**EXERCISE:**
Give the listing again exactly, omitting its images.
##### AVAILABLE RECORDS #####
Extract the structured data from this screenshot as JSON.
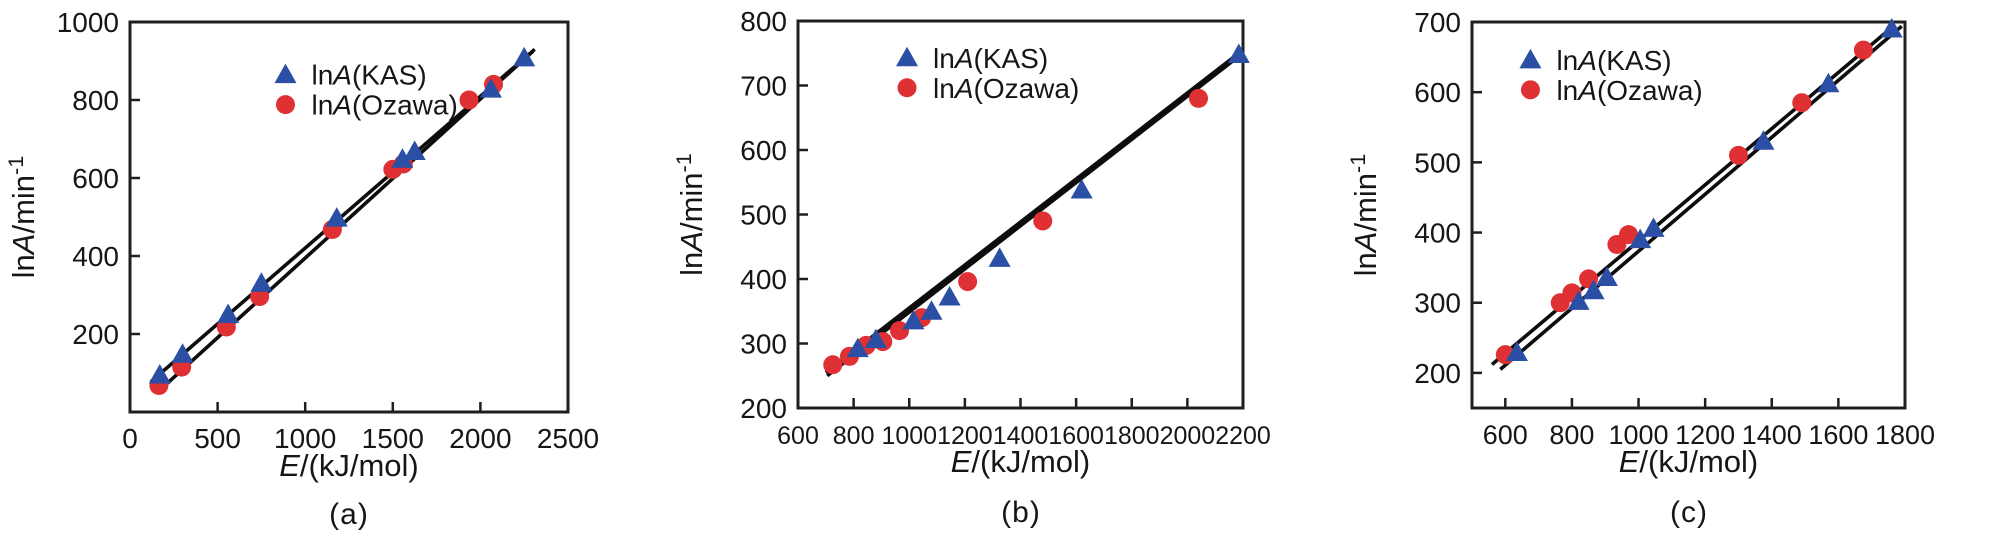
{
  "figure": {
    "background": "#ffffff",
    "text_color": "#161616",
    "frame_color": "#1f1f1f",
    "fit_line_color": "#0d0d0d",
    "kas_color": "#2a4fa5",
    "ozawa_color": "#df3134"
  },
  "chart_data": [
    {
      "id": "a",
      "type": "scatter",
      "caption": "(a)",
      "xlabel": "E/(kJ/mol)",
      "ylabel": "lnA/min-1",
      "xlabel_parts": [
        {
          "text": "E",
          "italic": true
        },
        {
          "text": "/(kJ/mol)"
        }
      ],
      "ylabel_parts": [
        {
          "text": "ln"
        },
        {
          "text": "A",
          "italic": true
        },
        {
          "text": "/min"
        },
        {
          "text": "-1",
          "sup": true
        }
      ],
      "xlim": [
        0,
        2500
      ],
      "ylim": [
        0,
        1000
      ],
      "xticks": [
        0,
        500,
        1000,
        1500,
        2000,
        2500
      ],
      "yticks": [
        200,
        400,
        600,
        800,
        1000
      ],
      "grid": false,
      "legend_position": "top-center-inside",
      "legend_anchor": [
        0.355,
        0.135
      ],
      "series": [
        {
          "name": "lnA(KAS)",
          "label_parts": [
            {
              "text": "ln"
            },
            {
              "text": "A",
              "italic": true
            },
            {
              "text": "(KAS)"
            }
          ],
          "marker": "triangle",
          "color": "#2a4fa5",
          "points": [
            [
              170,
              95
            ],
            [
              300,
              148
            ],
            [
              560,
              250
            ],
            [
              750,
              330
            ],
            [
              1180,
              497
            ],
            [
              1555,
              648
            ],
            [
              1625,
              668
            ],
            [
              2060,
              828
            ],
            [
              2250,
              908
            ]
          ]
        },
        {
          "name": "lnA(Ozawa)",
          "label_parts": [
            {
              "text": "ln"
            },
            {
              "text": "A",
              "italic": true
            },
            {
              "text": "(Ozawa)"
            }
          ],
          "marker": "circle",
          "color": "#df3134",
          "points": [
            [
              165,
              68
            ],
            [
              295,
              115
            ],
            [
              550,
              218
            ],
            [
              740,
              296
            ],
            [
              1155,
              468
            ],
            [
              1500,
              622
            ],
            [
              1560,
              636
            ],
            [
              1935,
              800
            ],
            [
              2075,
              840
            ]
          ]
        }
      ],
      "fit_lines": [
        {
          "series": "lnA(KAS)",
          "x1": 120,
          "y1": 78,
          "x2": 2310,
          "y2": 930
        },
        {
          "series": "lnA(Ozawa)",
          "x1": 150,
          "y1": 48,
          "x2": 2300,
          "y2": 925
        }
      ]
    },
    {
      "id": "b",
      "type": "scatter",
      "caption": "(b)",
      "xlabel": "E/(kJ/mol)",
      "ylabel": "lnA/min-1",
      "xlabel_parts": [
        {
          "text": "E",
          "italic": true
        },
        {
          "text": "/(kJ/mol)"
        }
      ],
      "ylabel_parts": [
        {
          "text": "ln"
        },
        {
          "text": "A",
          "italic": true
        },
        {
          "text": "/min"
        },
        {
          "text": "-1",
          "sup": true
        }
      ],
      "xlim": [
        600,
        2200
      ],
      "ylim": [
        200,
        800
      ],
      "xticks": [
        600,
        800,
        1000,
        1200,
        1400,
        1600,
        1800,
        2000,
        2200
      ],
      "yticks": [
        200,
        300,
        400,
        500,
        600,
        700,
        800
      ],
      "grid": false,
      "legend_position": "top-center-inside",
      "legend_anchor": [
        0.245,
        0.095
      ],
      "series": [
        {
          "name": "lnA(KAS)",
          "label_parts": [
            {
              "text": "ln"
            },
            {
              "text": "A",
              "italic": true
            },
            {
              "text": "(KAS)"
            }
          ],
          "marker": "triangle",
          "color": "#2a4fa5",
          "points": [
            [
              815,
              292
            ],
            [
              880,
              306
            ],
            [
              1015,
              335
            ],
            [
              1080,
              350
            ],
            [
              1145,
              372
            ],
            [
              1325,
              432
            ],
            [
              1620,
              538
            ],
            [
              2185,
              748
            ]
          ]
        },
        {
          "name": "lnA(Ozawa)",
          "label_parts": [
            {
              "text": "ln"
            },
            {
              "text": "A",
              "italic": true
            },
            {
              "text": "(Ozawa)"
            }
          ],
          "marker": "circle",
          "color": "#df3134",
          "points": [
            [
              725,
              267
            ],
            [
              785,
              280
            ],
            [
              845,
              297
            ],
            [
              905,
              303
            ],
            [
              965,
              320
            ],
            [
              1045,
              340
            ],
            [
              1210,
              396
            ],
            [
              1480,
              490
            ],
            [
              2040,
              680
            ]
          ]
        }
      ],
      "fit_lines": [
        {
          "series": "lnA(KAS)",
          "x1": 700,
          "y1": 255,
          "x2": 2170,
          "y2": 745
        },
        {
          "series": "lnA(Ozawa)",
          "x1": 705,
          "y1": 250,
          "x2": 2175,
          "y2": 742
        }
      ]
    },
    {
      "id": "c",
      "type": "scatter",
      "caption": "(c)",
      "xlabel": "E/(kJ/mol)",
      "ylabel": "lnA/min-1",
      "xlabel_parts": [
        {
          "text": "E",
          "italic": true
        },
        {
          "text": "/(kJ/mol)"
        }
      ],
      "ylabel_parts": [
        {
          "text": "ln"
        },
        {
          "text": "A",
          "italic": true
        },
        {
          "text": "/min"
        },
        {
          "text": "-1",
          "sup": true
        }
      ],
      "xlim": [
        500,
        1800
      ],
      "ylim": [
        150,
        700
      ],
      "xticks": [
        600,
        800,
        1000,
        1200,
        1400,
        1600,
        1800
      ],
      "yticks": [
        200,
        300,
        400,
        500,
        600,
        700
      ],
      "grid": false,
      "legend_position": "top-center-inside",
      "legend_anchor": [
        0.135,
        0.098
      ],
      "series": [
        {
          "name": "lnA(KAS)",
          "label_parts": [
            {
              "text": "ln"
            },
            {
              "text": "A",
              "italic": true
            },
            {
              "text": "(KAS)"
            }
          ],
          "marker": "triangle",
          "color": "#2a4fa5",
          "points": [
            [
              635,
              229
            ],
            [
              820,
              302
            ],
            [
              865,
              317
            ],
            [
              905,
              336
            ],
            [
              1005,
              390
            ],
            [
              1045,
              406
            ],
            [
              1375,
              530
            ],
            [
              1570,
              612
            ],
            [
              1760,
              690
            ]
          ]
        },
        {
          "name": "lnA(Ozawa)",
          "label_parts": [
            {
              "text": "ln"
            },
            {
              "text": "A",
              "italic": true
            },
            {
              "text": "(Ozawa)"
            }
          ],
          "marker": "circle",
          "color": "#df3134",
          "points": [
            [
              600,
              226
            ],
            [
              765,
              300
            ],
            [
              800,
              314
            ],
            [
              850,
              334
            ],
            [
              935,
              383
            ],
            [
              970,
              397
            ],
            [
              1300,
              510
            ],
            [
              1490,
              585
            ],
            [
              1675,
              660
            ]
          ]
        }
      ],
      "fit_lines": [
        {
          "series": "lnA(KAS)",
          "x1": 585,
          "y1": 205,
          "x2": 1790,
          "y2": 694
        },
        {
          "series": "lnA(Ozawa)",
          "x1": 560,
          "y1": 212,
          "x2": 1770,
          "y2": 696
        }
      ]
    }
  ]
}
#####
**TASK OUTPUT:**
Extract the structured data from this screenshot as JSON.
{
  "figure": {
    "background": "#ffffff",
    "text_color": "#161616",
    "frame_color": "#1f1f1f",
    "fit_line_color": "#0d0d0d",
    "kas_color": "#2a4fa5",
    "ozawa_color": "#df3134"
  },
  "chart_data": [
    {
      "id": "a",
      "type": "scatter",
      "caption": "(a)",
      "xlabel": "E/(kJ/mol)",
      "ylabel": "lnA/min-1",
      "xlabel_parts": [
        {
          "text": "E",
          "italic": true
        },
        {
          "text": "/(kJ/mol)"
        }
      ],
      "ylabel_parts": [
        {
          "text": "ln"
        },
        {
          "text": "A",
          "italic": true
        },
        {
          "text": "/min"
        },
        {
          "text": "-1",
          "sup": true
        }
      ],
      "xlim": [
        0,
        2500
      ],
      "ylim": [
        0,
        1000
      ],
      "xticks": [
        0,
        500,
        1000,
        1500,
        2000,
        2500
      ],
      "yticks": [
        200,
        400,
        600,
        800,
        1000
      ],
      "grid": false,
      "legend_position": "top-center-inside",
      "legend_anchor": [
        0.355,
        0.135
      ],
      "series": [
        {
          "name": "lnA(KAS)",
          "label_parts": [
            {
              "text": "ln"
            },
            {
              "text": "A",
              "italic": true
            },
            {
              "text": "(KAS)"
            }
          ],
          "marker": "triangle",
          "color": "#2a4fa5",
          "points": [
            [
              170,
              95
            ],
            [
              300,
              148
            ],
            [
              560,
              250
            ],
            [
              750,
              330
            ],
            [
              1180,
              497
            ],
            [
              1555,
              648
            ],
            [
              1625,
              668
            ],
            [
              2060,
              828
            ],
            [
              2250,
              908
            ]
          ]
        },
        {
          "name": "lnA(Ozawa)",
          "label_parts": [
            {
              "text": "ln"
            },
            {
              "text": "A",
              "italic": true
            },
            {
              "text": "(Ozawa)"
            }
          ],
          "marker": "circle",
          "color": "#df3134",
          "points": [
            [
              165,
              68
            ],
            [
              295,
              115
            ],
            [
              550,
              218
            ],
            [
              740,
              296
            ],
            [
              1155,
              468
            ],
            [
              1500,
              622
            ],
            [
              1560,
              636
            ],
            [
              1935,
              800
            ],
            [
              2075,
              840
            ]
          ]
        }
      ],
      "fit_lines": [
        {
          "series": "lnA(KAS)",
          "x1": 120,
          "y1": 78,
          "x2": 2310,
          "y2": 930
        },
        {
          "series": "lnA(Ozawa)",
          "x1": 150,
          "y1": 48,
          "x2": 2300,
          "y2": 925
        }
      ]
    },
    {
      "id": "b",
      "type": "scatter",
      "caption": "(b)",
      "xlabel": "E/(kJ/mol)",
      "ylabel": "lnA/min-1",
      "xlabel_parts": [
        {
          "text": "E",
          "italic": true
        },
        {
          "text": "/(kJ/mol)"
        }
      ],
      "ylabel_parts": [
        {
          "text": "ln"
        },
        {
          "text": "A",
          "italic": true
        },
        {
          "text": "/min"
        },
        {
          "text": "-1",
          "sup": true
        }
      ],
      "xlim": [
        600,
        2200
      ],
      "ylim": [
        200,
        800
      ],
      "xticks": [
        600,
        800,
        1000,
        1200,
        1400,
        1600,
        1800,
        2000,
        2200
      ],
      "yticks": [
        200,
        300,
        400,
        500,
        600,
        700,
        800
      ],
      "grid": false,
      "legend_position": "top-center-inside",
      "legend_anchor": [
        0.245,
        0.095
      ],
      "series": [
        {
          "name": "lnA(KAS)",
          "label_parts": [
            {
              "text": "ln"
            },
            {
              "text": "A",
              "italic": true
            },
            {
              "text": "(KAS)"
            }
          ],
          "marker": "triangle",
          "color": "#2a4fa5",
          "points": [
            [
              815,
              292
            ],
            [
              880,
              306
            ],
            [
              1015,
              335
            ],
            [
              1080,
              350
            ],
            [
              1145,
              372
            ],
            [
              1325,
              432
            ],
            [
              1620,
              538
            ],
            [
              2185,
              748
            ]
          ]
        },
        {
          "name": "lnA(Ozawa)",
          "label_parts": [
            {
              "text": "ln"
            },
            {
              "text": "A",
              "italic": true
            },
            {
              "text": "(Ozawa)"
            }
          ],
          "marker": "circle",
          "color": "#df3134",
          "points": [
            [
              725,
              267
            ],
            [
              785,
              280
            ],
            [
              845,
              297
            ],
            [
              905,
              303
            ],
            [
              965,
              320
            ],
            [
              1045,
              340
            ],
            [
              1210,
              396
            ],
            [
              1480,
              490
            ],
            [
              2040,
              680
            ]
          ]
        }
      ],
      "fit_lines": [
        {
          "series": "lnA(KAS)",
          "x1": 700,
          "y1": 255,
          "x2": 2170,
          "y2": 745
        },
        {
          "series": "lnA(Ozawa)",
          "x1": 705,
          "y1": 250,
          "x2": 2175,
          "y2": 742
        }
      ]
    },
    {
      "id": "c",
      "type": "scatter",
      "caption": "(c)",
      "xlabel": "E/(kJ/mol)",
      "ylabel": "lnA/min-1",
      "xlabel_parts": [
        {
          "text": "E",
          "italic": true
        },
        {
          "text": "/(kJ/mol)"
        }
      ],
      "ylabel_parts": [
        {
          "text": "ln"
        },
        {
          "text": "A",
          "italic": true
        },
        {
          "text": "/min"
        },
        {
          "text": "-1",
          "sup": true
        }
      ],
      "xlim": [
        500,
        1800
      ],
      "ylim": [
        150,
        700
      ],
      "xticks": [
        600,
        800,
        1000,
        1200,
        1400,
        1600,
        1800
      ],
      "yticks": [
        200,
        300,
        400,
        500,
        600,
        700
      ],
      "grid": false,
      "legend_position": "top-center-inside",
      "legend_anchor": [
        0.135,
        0.098
      ],
      "series": [
        {
          "name": "lnA(KAS)",
          "label_parts": [
            {
              "text": "ln"
            },
            {
              "text": "A",
              "italic": true
            },
            {
              "text": "(KAS)"
            }
          ],
          "marker": "triangle",
          "color": "#2a4fa5",
          "points": [
            [
              635,
              229
            ],
            [
              820,
              302
            ],
            [
              865,
              317
            ],
            [
              905,
              336
            ],
            [
              1005,
              390
            ],
            [
              1045,
              406
            ],
            [
              1375,
              530
            ],
            [
              1570,
              612
            ],
            [
              1760,
              690
            ]
          ]
        },
        {
          "name": "lnA(Ozawa)",
          "label_parts": [
            {
              "text": "ln"
            },
            {
              "text": "A",
              "italic": true
            },
            {
              "text": "(Ozawa)"
            }
          ],
          "marker": "circle",
          "color": "#df3134",
          "points": [
            [
              600,
              226
            ],
            [
              765,
              300
            ],
            [
              800,
              314
            ],
            [
              850,
              334
            ],
            [
              935,
              383
            ],
            [
              970,
              397
            ],
            [
              1300,
              510
            ],
            [
              1490,
              585
            ],
            [
              1675,
              660
            ]
          ]
        }
      ],
      "fit_lines": [
        {
          "series": "lnA(KAS)",
          "x1": 585,
          "y1": 205,
          "x2": 1790,
          "y2": 694
        },
        {
          "series": "lnA(Ozawa)",
          "x1": 560,
          "y1": 212,
          "x2": 1770,
          "y2": 696
        }
      ]
    }
  ]
}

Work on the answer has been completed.